◆ Data for the task
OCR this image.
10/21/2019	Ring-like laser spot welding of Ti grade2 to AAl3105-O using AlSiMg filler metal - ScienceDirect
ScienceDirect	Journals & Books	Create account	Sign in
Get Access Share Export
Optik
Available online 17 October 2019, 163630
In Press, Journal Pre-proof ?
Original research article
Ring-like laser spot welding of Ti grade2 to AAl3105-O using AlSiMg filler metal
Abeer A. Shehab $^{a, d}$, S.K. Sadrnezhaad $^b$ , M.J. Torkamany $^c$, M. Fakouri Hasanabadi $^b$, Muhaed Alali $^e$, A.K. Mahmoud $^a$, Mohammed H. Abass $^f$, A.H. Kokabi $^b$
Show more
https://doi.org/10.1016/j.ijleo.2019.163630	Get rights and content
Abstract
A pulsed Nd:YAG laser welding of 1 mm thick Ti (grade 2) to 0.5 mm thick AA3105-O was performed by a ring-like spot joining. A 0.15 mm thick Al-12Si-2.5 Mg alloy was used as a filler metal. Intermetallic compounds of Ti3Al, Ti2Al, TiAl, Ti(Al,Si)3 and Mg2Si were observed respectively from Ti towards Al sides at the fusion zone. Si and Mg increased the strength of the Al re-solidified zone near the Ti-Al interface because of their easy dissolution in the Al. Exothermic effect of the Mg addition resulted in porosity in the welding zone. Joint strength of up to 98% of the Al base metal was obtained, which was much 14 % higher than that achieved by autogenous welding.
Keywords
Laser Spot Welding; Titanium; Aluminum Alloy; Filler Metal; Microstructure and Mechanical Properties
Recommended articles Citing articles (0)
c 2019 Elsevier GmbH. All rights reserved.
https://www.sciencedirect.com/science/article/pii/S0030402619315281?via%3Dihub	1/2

◆ Task to complete
Reproduce each record shown above without altering a single word.

◆ Response to this task
OCR this image.
10/21/2019	Ring-like laser spot welding of Ti grade2 to AAl3105-O using AlSiMg filler metal - ScienceDirect
ScienceDirect	Journals & Books	Create account	Sign in
Get Access Share Export
Optik
Available online 17 October 2019, 163630
In Press, Journal Pre-proof ?
Original research article
Ring-like laser spot welding of Ti grade2 to AAl3105-O using AlSiMg filler metal
Abeer A. Shehab $^{a, d}$, S.K. Sadrnezhaad $^b$ , M.J. Torkamany $^c$, M. Fakouri Hasanabadi $^b$, Muhaed Alali $^e$, A.K. Mahmoud $^a$, Mohammed H. Abass $^f$, A.H. Kokabi $^b$
Show more
https://doi.org/10.1016/j.ijleo.2019.163630	Get rights and content
Abstract
A pulsed Nd:YAG laser welding of 1 mm thick Ti (grade 2) to 0.5 mm thick AA3105-O was performed by a ring-like spot joining. A 0.15 mm thick Al-12Si-2.5 Mg alloy was used as a filler metal. Intermetallic compounds of Ti3Al, Ti2Al, TiAl, Ti(Al,Si)3 and Mg2Si were observed respectively from Ti towards Al sides at the fusion zone. Si and Mg increased the strength of the Al re-solidified zone near the Ti-Al interface because of their easy dissolution in the Al. Exothermic effect of the Mg addition resulted in porosity in the welding zone. Joint strength of up to 98% of the Al base metal was obtained, which was much 14 % higher than that achieved by autogenous welding.
Keywords
Laser Spot Welding; Titanium; Aluminum Alloy; Filler Metal; Microstructure and Mechanical Properties
Recommended articles Citing articles (0)
c 2019 Elsevier GmbH. All rights reserved.
https://www.sciencedirect.com/science/article/pii/S0030402619315281?via%3Dihub	1/2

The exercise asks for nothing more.